Written problem a: In the records, from the first line through the line that contains "wind-barb: [722, 242, 731, 256]", inclusive, replace "panel-frame" with "panel-border" and give those lines again with nothing else changed.

Provided text:
____________________
If samples with different depths are compared using read analysis methods, sampling (rarefaction) of the reads can compensate for this difference. This sampling is configurable in the config file.
The quality trimming (and optional sampling) can be performed with the analysisReads
, the sequence data files are produced with analysisReadsSeqData
and the FASTQC reports with analysisReadsFASTQC
. The report can be generated with analysisReadsReport
.
____________________
Entries shown:
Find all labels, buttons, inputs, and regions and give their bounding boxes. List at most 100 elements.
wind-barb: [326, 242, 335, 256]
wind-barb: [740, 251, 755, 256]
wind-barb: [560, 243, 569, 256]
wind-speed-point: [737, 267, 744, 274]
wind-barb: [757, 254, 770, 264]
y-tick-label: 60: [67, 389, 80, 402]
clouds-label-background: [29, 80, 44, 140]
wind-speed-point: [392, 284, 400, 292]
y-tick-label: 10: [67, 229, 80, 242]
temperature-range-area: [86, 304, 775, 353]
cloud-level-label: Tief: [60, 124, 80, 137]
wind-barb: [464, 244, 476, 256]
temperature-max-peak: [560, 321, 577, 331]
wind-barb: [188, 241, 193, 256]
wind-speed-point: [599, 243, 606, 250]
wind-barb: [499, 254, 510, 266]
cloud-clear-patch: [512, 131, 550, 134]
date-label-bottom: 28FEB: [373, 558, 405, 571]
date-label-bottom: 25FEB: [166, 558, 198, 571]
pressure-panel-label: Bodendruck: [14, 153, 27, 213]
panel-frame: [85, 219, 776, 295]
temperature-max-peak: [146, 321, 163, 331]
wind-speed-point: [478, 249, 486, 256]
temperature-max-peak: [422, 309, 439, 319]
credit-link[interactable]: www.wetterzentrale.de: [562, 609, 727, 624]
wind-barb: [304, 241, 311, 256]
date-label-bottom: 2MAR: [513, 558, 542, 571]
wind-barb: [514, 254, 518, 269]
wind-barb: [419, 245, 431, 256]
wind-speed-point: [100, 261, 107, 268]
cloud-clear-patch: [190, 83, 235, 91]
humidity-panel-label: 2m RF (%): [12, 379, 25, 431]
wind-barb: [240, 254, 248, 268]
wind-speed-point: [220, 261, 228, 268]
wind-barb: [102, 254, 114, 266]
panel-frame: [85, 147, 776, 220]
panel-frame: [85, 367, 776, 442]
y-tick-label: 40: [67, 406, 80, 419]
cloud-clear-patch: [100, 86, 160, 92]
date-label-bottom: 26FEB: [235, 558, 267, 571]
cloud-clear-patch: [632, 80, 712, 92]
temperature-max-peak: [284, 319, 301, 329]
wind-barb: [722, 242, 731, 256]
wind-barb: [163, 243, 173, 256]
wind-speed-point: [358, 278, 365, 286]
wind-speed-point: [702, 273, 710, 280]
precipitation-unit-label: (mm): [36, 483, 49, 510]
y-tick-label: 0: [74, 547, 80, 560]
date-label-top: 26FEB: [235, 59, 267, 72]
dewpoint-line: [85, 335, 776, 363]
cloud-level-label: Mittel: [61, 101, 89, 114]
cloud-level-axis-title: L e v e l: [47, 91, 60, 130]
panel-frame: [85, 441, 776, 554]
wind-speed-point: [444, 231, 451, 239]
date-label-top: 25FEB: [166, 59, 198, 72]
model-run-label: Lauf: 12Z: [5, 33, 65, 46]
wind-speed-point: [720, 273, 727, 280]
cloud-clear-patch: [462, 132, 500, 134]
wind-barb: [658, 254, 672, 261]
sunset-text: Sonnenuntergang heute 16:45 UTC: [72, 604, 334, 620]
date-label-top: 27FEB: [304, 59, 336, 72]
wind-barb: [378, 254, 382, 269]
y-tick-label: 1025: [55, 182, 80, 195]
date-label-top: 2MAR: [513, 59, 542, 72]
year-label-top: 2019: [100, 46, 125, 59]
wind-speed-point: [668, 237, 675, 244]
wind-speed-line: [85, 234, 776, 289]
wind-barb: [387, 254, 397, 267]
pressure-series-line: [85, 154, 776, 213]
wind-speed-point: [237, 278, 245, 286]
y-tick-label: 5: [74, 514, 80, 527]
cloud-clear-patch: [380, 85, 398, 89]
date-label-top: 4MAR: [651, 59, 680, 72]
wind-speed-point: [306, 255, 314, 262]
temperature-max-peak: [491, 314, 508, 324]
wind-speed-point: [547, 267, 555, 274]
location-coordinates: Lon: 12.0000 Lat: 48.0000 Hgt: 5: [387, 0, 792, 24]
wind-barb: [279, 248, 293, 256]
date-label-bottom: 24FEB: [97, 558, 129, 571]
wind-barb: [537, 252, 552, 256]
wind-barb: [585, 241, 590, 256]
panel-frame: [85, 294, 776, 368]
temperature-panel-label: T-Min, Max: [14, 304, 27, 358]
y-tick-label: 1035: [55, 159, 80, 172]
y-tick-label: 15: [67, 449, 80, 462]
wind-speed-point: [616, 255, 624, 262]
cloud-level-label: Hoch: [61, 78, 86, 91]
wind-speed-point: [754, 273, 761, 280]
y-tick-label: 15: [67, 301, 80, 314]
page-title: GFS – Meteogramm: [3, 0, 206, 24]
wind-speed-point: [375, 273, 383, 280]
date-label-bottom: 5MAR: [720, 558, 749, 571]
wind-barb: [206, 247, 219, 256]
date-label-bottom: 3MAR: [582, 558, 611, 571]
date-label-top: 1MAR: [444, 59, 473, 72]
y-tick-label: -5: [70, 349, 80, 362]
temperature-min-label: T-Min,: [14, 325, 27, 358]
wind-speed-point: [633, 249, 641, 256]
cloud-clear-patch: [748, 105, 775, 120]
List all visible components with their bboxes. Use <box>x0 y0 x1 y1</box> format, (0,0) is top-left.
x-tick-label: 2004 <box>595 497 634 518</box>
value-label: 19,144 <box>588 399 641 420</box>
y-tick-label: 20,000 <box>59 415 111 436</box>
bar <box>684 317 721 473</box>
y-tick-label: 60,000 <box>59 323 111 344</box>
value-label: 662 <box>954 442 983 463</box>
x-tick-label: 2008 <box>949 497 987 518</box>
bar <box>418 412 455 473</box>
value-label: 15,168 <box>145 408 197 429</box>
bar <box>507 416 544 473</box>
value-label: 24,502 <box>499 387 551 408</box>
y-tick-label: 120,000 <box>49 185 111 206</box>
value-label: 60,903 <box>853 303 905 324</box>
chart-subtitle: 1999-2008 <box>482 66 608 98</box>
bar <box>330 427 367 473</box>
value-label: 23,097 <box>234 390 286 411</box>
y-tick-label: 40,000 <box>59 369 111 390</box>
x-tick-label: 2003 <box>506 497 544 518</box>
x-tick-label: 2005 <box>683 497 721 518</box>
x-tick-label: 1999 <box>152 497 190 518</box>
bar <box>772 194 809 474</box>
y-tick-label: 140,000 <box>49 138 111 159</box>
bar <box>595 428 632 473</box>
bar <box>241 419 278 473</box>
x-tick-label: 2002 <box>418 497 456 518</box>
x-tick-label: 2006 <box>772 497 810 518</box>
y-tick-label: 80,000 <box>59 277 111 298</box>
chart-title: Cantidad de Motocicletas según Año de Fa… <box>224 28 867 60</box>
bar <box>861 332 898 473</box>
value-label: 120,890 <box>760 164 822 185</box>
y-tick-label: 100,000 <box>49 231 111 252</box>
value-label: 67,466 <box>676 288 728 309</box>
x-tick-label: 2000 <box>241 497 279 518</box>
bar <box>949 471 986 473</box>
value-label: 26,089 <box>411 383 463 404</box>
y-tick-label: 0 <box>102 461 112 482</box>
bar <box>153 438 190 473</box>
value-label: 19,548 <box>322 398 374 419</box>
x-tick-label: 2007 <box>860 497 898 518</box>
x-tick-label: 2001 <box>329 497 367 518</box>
____________________
Written problem b:
Answer these questions from the read analysis text:
(i) What can compensate for different depths when samples are compared with read analysis methods?
(ii) Where can this sampling be configured?
(iii) Which command produces the FASTQC reports?

Correct result a:
Find all labels, buttons, inputs, and regions and give their bounding boxes. List at most 100 elements.
wind-barb: [326, 242, 335, 256]
wind-barb: [740, 251, 755, 256]
wind-barb: [560, 243, 569, 256]
wind-speed-point: [737, 267, 744, 274]
wind-barb: [757, 254, 770, 264]
y-tick-label: 60: [67, 389, 80, 402]
clouds-label-background: [29, 80, 44, 140]
wind-speed-point: [392, 284, 400, 292]
y-tick-label: 10: [67, 229, 80, 242]
temperature-range-area: [86, 304, 775, 353]
cloud-level-label: Tief: [60, 124, 80, 137]
wind-barb: [464, 244, 476, 256]
temperature-max-peak: [560, 321, 577, 331]
wind-barb: [188, 241, 193, 256]
wind-speed-point: [599, 243, 606, 250]
wind-barb: [499, 254, 510, 266]
cloud-clear-patch: [512, 131, 550, 134]
date-label-bottom: 28FEB: [373, 558, 405, 571]
date-label-bottom: 25FEB: [166, 558, 198, 571]
pressure-panel-label: Bodendruck: [14, 153, 27, 213]
panel-border: [85, 219, 776, 295]
temperature-max-peak: [146, 321, 163, 331]
wind-speed-point: [478, 249, 486, 256]
temperature-max-peak: [422, 309, 439, 319]
credit-link[interactable]: www.wetterzentrale.de: [562, 609, 727, 624]
wind-barb: [304, 241, 311, 256]
date-label-bottom: 2MAR: [513, 558, 542, 571]
wind-barb: [514, 254, 518, 269]
wind-barb: [419, 245, 431, 256]
wind-speed-point: [100, 261, 107, 268]
cloud-clear-patch: [190, 83, 235, 91]
humidity-panel-label: 2m RF (%): [12, 379, 25, 431]
wind-barb: [240, 254, 248, 268]
wind-speed-point: [220, 261, 228, 268]
wind-barb: [102, 254, 114, 266]
panel-border: [85, 147, 776, 220]
panel-border: [85, 367, 776, 442]
y-tick-label: 40: [67, 406, 80, 419]
cloud-clear-patch: [100, 86, 160, 92]
date-label-bottom: 26FEB: [235, 558, 267, 571]
cloud-clear-patch: [632, 80, 712, 92]
temperature-max-peak: [284, 319, 301, 329]
wind-barb: [722, 242, 731, 256]

Correct result b:
(i) Sampling (rarefaction) of the reads.
(ii) In the config file.
(iii) analysisReadsFASTQC.